→ Prompt:
Retype, exactly as written, every line from the one containing "Give me the" through the last line of the records below, both included; skip the pictures.

→ Exercise data:
######

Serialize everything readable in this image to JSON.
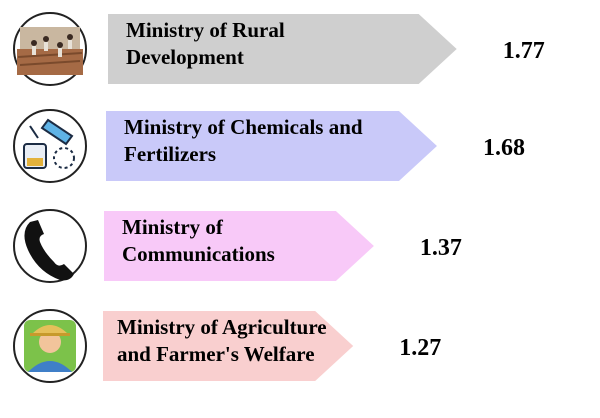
{
  "chart_data": {
    "type": "bar",
    "title": "",
    "categories": [
      [
        "Ministry of Rural",
        "Development"
      ],
      [
        "Ministry of Chemicals and",
        "Fertilizers"
      ],
      [
        "Ministry of",
        "Communications"
      ],
      [
        "Ministry of Agriculture",
        "and Farmer's Welfare"
      ]
    ],
    "values": [
      1.77,
      1.68,
      1.37,
      1.27
    ],
    "value_labels": [
      "1.77",
      "1.68",
      "1.37",
      "1.27"
    ],
    "icons": [
      "farm-field-icon",
      "chemistry-lab-icon",
      "telephone-icon",
      "farmer-icon"
    ],
    "colors": [
      "#cfcfcf",
      "#c9c9f9",
      "#f8c9f8",
      "#f9cfcf"
    ]
  }
}
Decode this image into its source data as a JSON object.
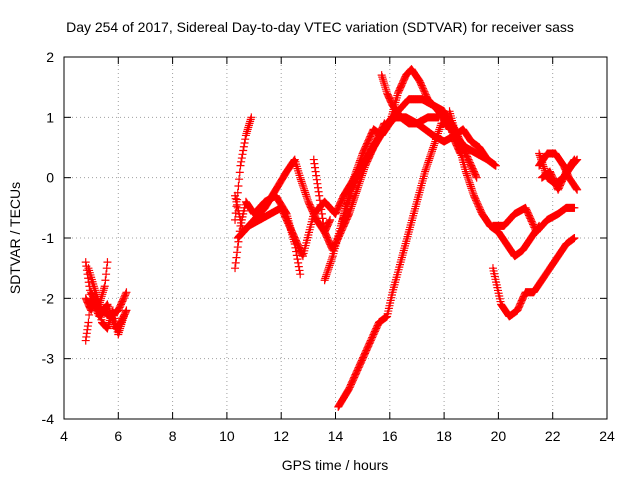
{
  "chart_data": {
    "type": "scatter",
    "title": "Day 254 of 2017, Sidereal Day-to-day VTEC variation (SDTVAR) for receiver sass",
    "xlabel": "GPS time / hours",
    "ylabel": "SDTVAR / TECUs",
    "xlim": [
      4,
      24
    ],
    "ylim": [
      -4,
      2
    ],
    "xticks": [
      4,
      6,
      8,
      10,
      12,
      14,
      16,
      18,
      20,
      22,
      24
    ],
    "yticks": [
      -4,
      -3,
      -2,
      -1,
      0,
      1,
      2
    ],
    "grid": true,
    "marker": "+",
    "color": "#ff0000",
    "series": [
      {
        "name": "t1",
        "x": [
          4.8,
          4.9,
          5.0,
          5.2,
          5.4,
          5.7,
          6.0,
          6.3
        ],
        "y": [
          -2.7,
          -2.4,
          -1.9,
          -2.1,
          -2.2,
          -2.3,
          -2.2,
          -1.9
        ]
      },
      {
        "name": "t2",
        "x": [
          4.8,
          5.0,
          5.3,
          5.6,
          5.9,
          6.1,
          6.3
        ],
        "y": [
          -1.4,
          -2.0,
          -2.3,
          -2.1,
          -2.5,
          -2.4,
          -2.2
        ]
      },
      {
        "name": "t3",
        "x": [
          4.9,
          5.1,
          5.3,
          5.5,
          5.6
        ],
        "y": [
          -1.5,
          -1.8,
          -2.1,
          -1.8,
          -1.4
        ]
      },
      {
        "name": "t4",
        "x": [
          4.8,
          5.0,
          5.2,
          5.4,
          5.6,
          5.8,
          6.0,
          6.2
        ],
        "y": [
          -2.0,
          -2.2,
          -2.0,
          -2.4,
          -2.5,
          -2.2,
          -2.6,
          -2.3
        ]
      },
      {
        "name": "t5",
        "x": [
          10.3,
          10.5,
          10.7,
          11.0,
          11.4,
          11.8,
          12.2,
          12.5,
          12.7
        ],
        "y": [
          -1.5,
          -0.8,
          -0.4,
          -0.6,
          -0.4,
          -0.3,
          -0.6,
          -1.1,
          -1.6
        ]
      },
      {
        "name": "t6",
        "x": [
          10.3,
          10.5,
          10.7,
          10.9
        ],
        "y": [
          -0.7,
          0.2,
          0.7,
          1.0
        ]
      },
      {
        "name": "t7",
        "x": [
          10.3,
          10.6,
          11.0,
          11.4,
          11.8,
          12.2,
          12.5,
          12.7,
          13.0,
          13.3,
          13.6,
          13.8
        ],
        "y": [
          -0.3,
          -0.9,
          -0.7,
          -0.5,
          -0.2,
          0.1,
          0.3,
          0.0,
          -0.4,
          -0.7,
          -0.9,
          -0.7
        ]
      },
      {
        "name": "t8",
        "x": [
          10.4,
          10.8,
          11.2,
          11.6,
          12.0,
          12.4,
          12.8,
          13.2,
          13.6,
          14.0
        ],
        "y": [
          -1.0,
          -0.8,
          -0.7,
          -0.6,
          -0.5,
          -0.9,
          -1.3,
          -0.6,
          -0.4,
          -0.6
        ]
      },
      {
        "name": "t9",
        "x": [
          13.2,
          13.4,
          13.6,
          13.9,
          14.2,
          14.5,
          14.8,
          15.1,
          15.4,
          15.6,
          15.8
        ],
        "y": [
          0.3,
          -0.3,
          -0.9,
          -1.2,
          -0.9,
          -0.6,
          -0.2,
          0.2,
          0.5,
          0.7,
          0.9
        ]
      },
      {
        "name": "t10",
        "x": [
          13.6,
          13.9,
          14.2,
          14.6,
          15.0,
          15.4,
          15.8,
          16.2,
          16.6,
          17.0,
          17.4,
          17.8
        ],
        "y": [
          -1.7,
          -1.3,
          -0.8,
          -0.2,
          0.2,
          0.5,
          0.8,
          1.0,
          1.0,
          0.9,
          1.0,
          1.0
        ]
      },
      {
        "name": "t11",
        "x": [
          14.2,
          14.6,
          15.0,
          15.4,
          15.7,
          16.0,
          16.3,
          16.6,
          16.8,
          17.1,
          17.4,
          17.8,
          18.2
        ],
        "y": [
          -0.8,
          -0.1,
          0.4,
          0.8,
          0.7,
          0.9,
          1.4,
          1.7,
          1.8,
          1.6,
          1.3,
          1.1,
          0.8
        ]
      },
      {
        "name": "t12",
        "x": [
          14.0,
          14.3,
          14.7,
          15.1,
          15.5,
          15.9,
          16.3,
          16.7,
          17.2,
          17.6,
          18.0,
          18.4,
          18.8,
          19.2,
          19.6,
          19.9
        ],
        "y": [
          -0.6,
          -0.3,
          0.0,
          0.3,
          0.6,
          0.9,
          1.1,
          1.3,
          1.3,
          1.2,
          1.0,
          0.7,
          0.5,
          0.4,
          0.3,
          0.2
        ]
      },
      {
        "name": "t13",
        "x": [
          15.7,
          15.9,
          16.1,
          16.4,
          16.7,
          17.0,
          17.3,
          17.6,
          18.0,
          18.4,
          18.7,
          19.0,
          19.3,
          19.6,
          19.9
        ],
        "y": [
          1.7,
          1.4,
          1.2,
          1.0,
          0.9,
          0.9,
          0.8,
          0.7,
          0.6,
          0.7,
          0.8,
          0.6,
          0.5,
          0.3,
          0.2
        ]
      },
      {
        "name": "t14",
        "x": [
          17.2,
          17.6,
          18.0,
          18.4,
          18.8,
          19.2
        ],
        "y": [
          1.3,
          1.2,
          1.1,
          0.8,
          0.4,
          0.0
        ]
      },
      {
        "name": "t15",
        "x": [
          14.1,
          14.5,
          14.9,
          15.3,
          15.6,
          15.9,
          16.1,
          16.4,
          16.7,
          17.0,
          17.3,
          17.6,
          17.9,
          18.2,
          18.4,
          18.6
        ],
        "y": [
          -3.8,
          -3.5,
          -3.1,
          -2.7,
          -2.4,
          -2.3,
          -1.9,
          -1.4,
          -0.9,
          -0.4,
          0.1,
          0.5,
          0.9,
          0.9,
          0.6,
          0.4
        ]
      },
      {
        "name": "t16",
        "x": [
          18.2,
          18.5,
          18.8,
          19.1,
          19.4,
          19.7
        ],
        "y": [
          1.1,
          0.6,
          0.1,
          -0.3,
          -0.6,
          -0.8
        ]
      },
      {
        "name": "t17",
        "x": [
          19.7,
          20.0,
          20.3,
          20.6,
          20.9,
          21.2,
          21.5
        ],
        "y": [
          -0.8,
          -0.9,
          -1.1,
          -1.3,
          -1.2,
          -1.0,
          -0.8
        ]
      },
      {
        "name": "t18",
        "x": [
          19.8,
          20.1,
          20.4,
          20.7,
          21.0,
          21.3,
          21.6,
          21.9,
          22.2,
          22.5,
          22.8
        ],
        "y": [
          -1.5,
          -2.1,
          -2.3,
          -2.2,
          -1.9,
          -1.9,
          -1.7,
          -1.5,
          -1.3,
          -1.1,
          -1.0
        ]
      },
      {
        "name": "t19",
        "x": [
          19.8,
          20.2,
          20.6,
          21.0,
          21.4,
          21.8,
          22.2,
          22.5,
          22.8
        ],
        "y": [
          -0.8,
          -0.8,
          -0.6,
          -0.5,
          -0.9,
          -0.7,
          -0.6,
          -0.5,
          -0.5
        ]
      },
      {
        "name": "t20",
        "x": [
          21.5,
          21.8,
          22.1,
          22.4,
          22.7,
          22.9
        ],
        "y": [
          0.4,
          0.0,
          -0.1,
          0.0,
          0.2,
          0.3
        ]
      },
      {
        "name": "t21",
        "x": [
          21.5,
          21.8,
          22.1,
          22.4,
          22.6,
          22.9
        ],
        "y": [
          0.2,
          0.4,
          0.4,
          0.2,
          0.0,
          -0.2
        ]
      },
      {
        "name": "t22",
        "x": [
          21.6,
          21.9,
          22.2,
          22.5,
          22.8
        ],
        "y": [
          0.0,
          0.1,
          -0.2,
          0.1,
          0.3
        ]
      }
    ]
  }
}
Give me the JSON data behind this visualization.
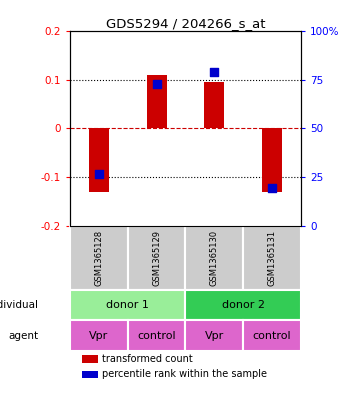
{
  "title": "GDS5294 / 204266_s_at",
  "ylim": [
    -0.2,
    0.2
  ],
  "y_left_ticks": [
    -0.2,
    -0.1,
    0,
    0.1,
    0.2
  ],
  "y_left_labels": [
    "-0.2",
    "-0.1",
    "0",
    "0.1",
    "0.2"
  ],
  "y_right_tick_positions": [
    -0.2,
    -0.1,
    0,
    0.1,
    0.2
  ],
  "y_right_labels": [
    "0",
    "25",
    "50",
    "75",
    "100%"
  ],
  "samples": [
    "GSM1365128",
    "GSM1365129",
    "GSM1365130",
    "GSM1365131"
  ],
  "bar_values": [
    -0.13,
    0.11,
    0.095,
    -0.13
  ],
  "percentile_values": [
    -0.093,
    0.092,
    0.117,
    -0.123
  ],
  "bar_color": "#cc0000",
  "percentile_color": "#0000cc",
  "bar_width": 0.35,
  "percentile_size": 35,
  "hline_zero_color": "#cc0000",
  "hline_dotted_color": "#000000",
  "individual_labels": [
    "donor 1",
    "donor 2"
  ],
  "individual_colors": [
    "#99ee99",
    "#33cc55"
  ],
  "agent_labels": [
    "Vpr",
    "control",
    "Vpr",
    "control"
  ],
  "agent_color": "#dd66cc",
  "sample_box_color": "#cccccc",
  "legend_red_label": "transformed count",
  "legend_blue_label": "percentile rank within the sample",
  "individual_row_label": "individual",
  "agent_row_label": "agent"
}
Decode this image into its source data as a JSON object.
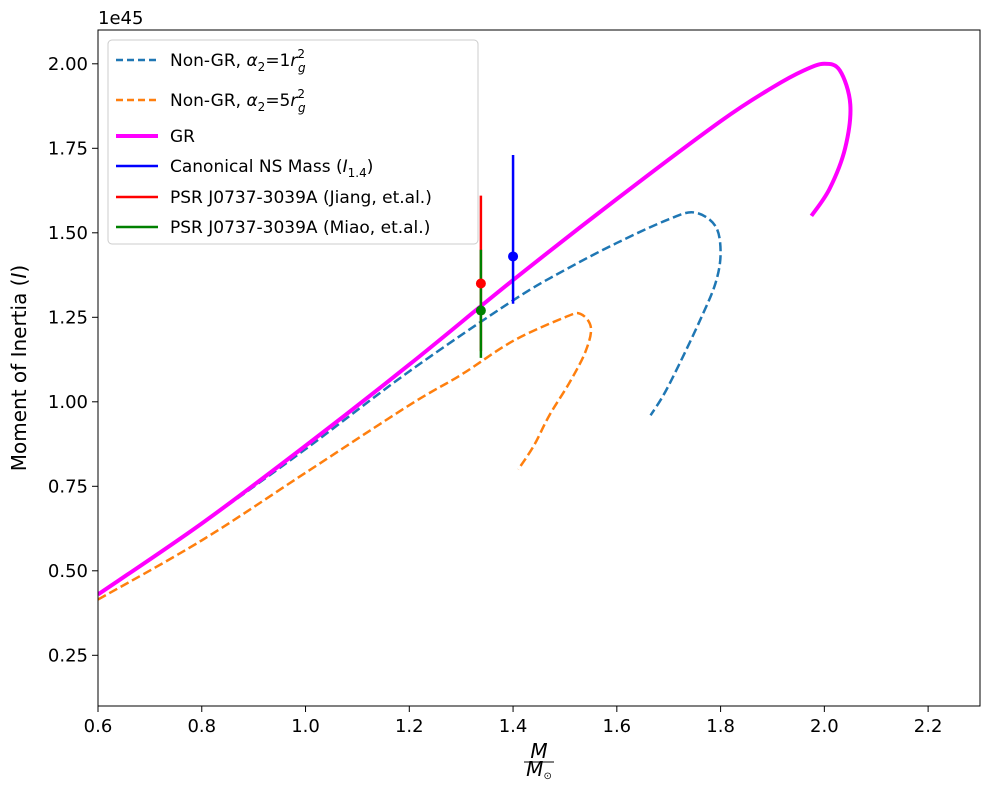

######

→ Worked solution:
Give me the JSON data behind this visualization.
{
  "title": "GDS5294 / 204266_s_at",
  "ylim": [
    -0.2,
    0.2
  ],
  "y_left_ticks": [
    -0.2,
    -0.1,
    0,
    0.1,
    0.2
  ],
  "y_left_labels": [
    "-0.2",
    "-0.1",
    "0",
    "0.1",
    "0.2"
  ],
  "y_right_tick_positions": [
    -0.2,
    -0.1,
    0,
    0.1,
    0.2
  ],
  "y_right_labels": [
    "0",
    "25",
    "50",
    "75",
    "100%"
  ],
  "samples": [
    "GSM1365128",
    "GSM1365129",
    "GSM1365130",
    "GSM1365131"
  ],
  "bar_values": [
    -0.13,
    0.11,
    0.095,
    -0.13
  ],
  "percentile_values": [
    -0.093,
    0.092,
    0.117,
    -0.123
  ],
  "bar_color": "#cc0000",
  "percentile_color": "#0000cc",
  "bar_width": 0.35,
  "percentile_size": 35,
  "hline_zero_color": "#cc0000",
  "hline_dotted_color": "#000000",
  "individual_labels": [
    "donor 1",
    "donor 2"
  ],
  "individual_colors": [
    "#99ee99",
    "#33cc55"
  ],
  "agent_labels": [
    "Vpr",
    "control",
    "Vpr",
    "control"
  ],
  "agent_color": "#dd66cc",
  "sample_box_color": "#cccccc",
  "legend_red_label": "transformed count",
  "legend_blue_label": "percentile rank within the sample",
  "individual_row_label": "individual",
  "agent_row_label": "agent"
}
Decode this image into its source data as a JSON object.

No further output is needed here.